El Ministerio Fiscal asume diversas concepciones institucionales, según los diversos países que consideremos. A lo largo de nuestra propia evolución jurídica, en España hemos ido consolidando una idea esencial para el Estado de Derecho: la imagen de un Fiscal imparcial, autónomo del poder político, que ejerce sus funciones constitucionales con arreglo a la ley, procurando hacer justicia y defender el interés público.
La actual concepción de nuestra función es posiblemente la más avanzada y democrática que jamás hemos tenido. Hasta 1969, la legislación proclamaba que el Fiscal era un órgano de comunicación del Gobierno con el poder judicial. No está mal desarrollar una función de esa índole. Si el Gobierno es democrático y se rige por la ley, actuar como su valedor y representante es una función honrosa. Los embajadores de España representan al Gobierno de la Nación ante el propio de las naciones amigas o aliadas. Los señores Abogados del Estado defienden los intereses del Gobierno, considerado como Administración Civil del Estado, ante todos los órganos institucionales, tanto judiciales como administrativos, y lo hacen desde la plena legitimación que les concede el interés general al servicio del que actúan. Los Delegados del Gobierno tienen una función esencial en el ámbito territorial, siendo la defensa de la seguridad pública una de las más relevantes, y que más aprecian los ciudadanos honrados, que esperan poder desarrollar libremente su personalidad en paz y libertad.
Sin embargo, la Constitución de 1978 concibe al Fiscal como un órgano constitucional, que ejerce sus funciones por mandato directo del pueblo constituyente, si bien se rige orgánicamente por un Estatuto con rango de ley, sin que por tanto se confíe a la intuición de cada magistrado fiscal el determinar “ad libitum” cómo debe desarrollar su trabajo. Una Constitución que ha pensado en un Fiscal autónomo del poder ejecutivo, como resulta manifiesto del propio texto de la Carta fundamental. Cuando la Constitución encomienda al Fiscal velar por la independencia de los tribunales (artículo 124 CE) no está confiando dicha función a un delegado del Gobierno. Si así fuera, los tribunales no tendrían como valedor al Fiscal, a la hora de supervisar la actuación de la Administración pública, que les encomienda el artículo 106.1 de la misma Constitución. Entregar la vigilancia a un vigilado no tiene ningún sentido. Esta función de velar por la independencia de los tribunales no cesa en ningún momento, ni tan siquiera durante la celebración de los juicios, por lo cual la función del Fiscal nunca es absolutamente equivalente a la de las partes, a las cuales no se encomienda tal misión.
== == ==
> [CONSIGNA 1]
Contesta según el texto sobre el Ministerio Fiscal:
(a) ¿Hasta qué año proclamaba la legislación que el Fiscal era un órgano de comunicación del Gobierno con el poder judicial?
(b) ¿Qué artículo de la Constitución encomienda al Fiscal velar por la independencia de los tribunales?
(c) ¿Cómo concibe la Constitución de 1978 al Fiscal?
> [CONSIGNA 2] Devuelve sin cambios, del texto sobre el Ministerio Fiscal, todo lo que va desde "El Ministerio Fiscal" hasta "el interés público.".
Responde basándote solo en el texto sobre el Ministerio Fiscal.

> [MATERIAL PROPORCIONADO]
== == ==
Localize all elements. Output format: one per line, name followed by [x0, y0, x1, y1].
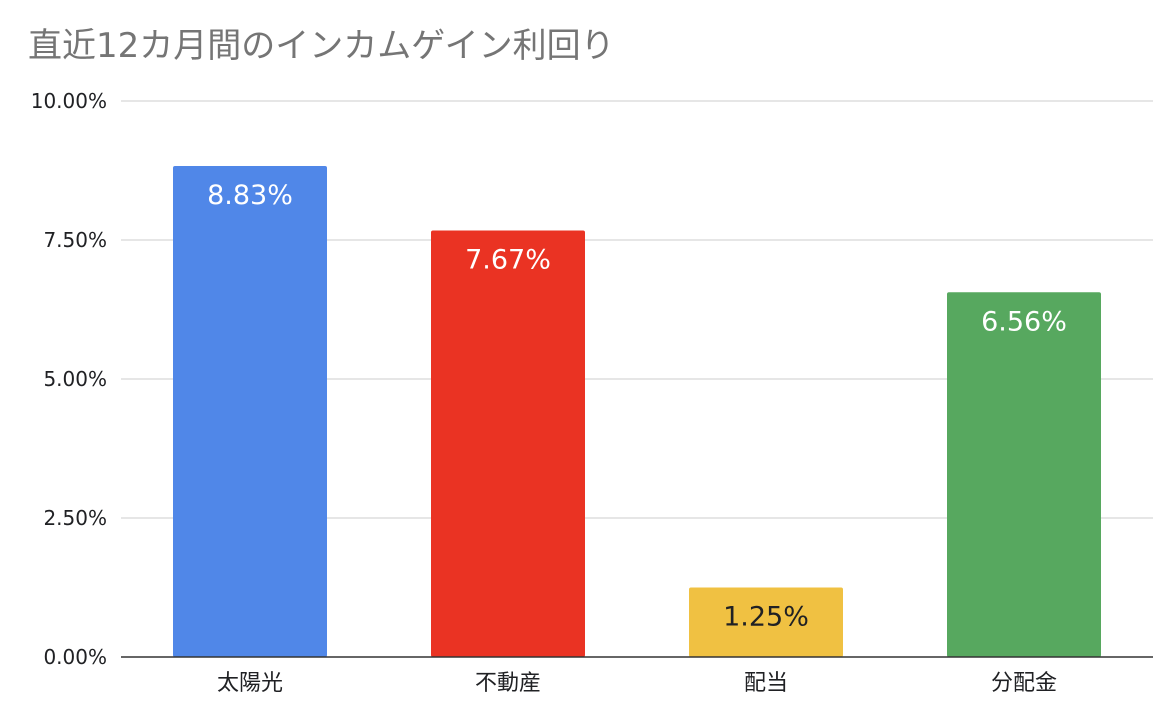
== == ==
> [RESULTADO COMPLETO 1]
(a) Hasta 1969.
(b) El artículo 124.
(c) Como un órgano constitucional.

> [RESULTADO COMPLETO 2]
El Ministerio Fiscal asume diversas concepciones institucionales, según los diversos países que consideremos. A lo largo de nuestra propia evolución jurídica, en España hemos ido consolidando una idea esencial para el Estado de Derecho: la imagen de un Fiscal imparcial, autónomo del poder político, que ejerce sus funciones constitucionales con arreglo a la ley, procurando hacer justicia y defender el interés público.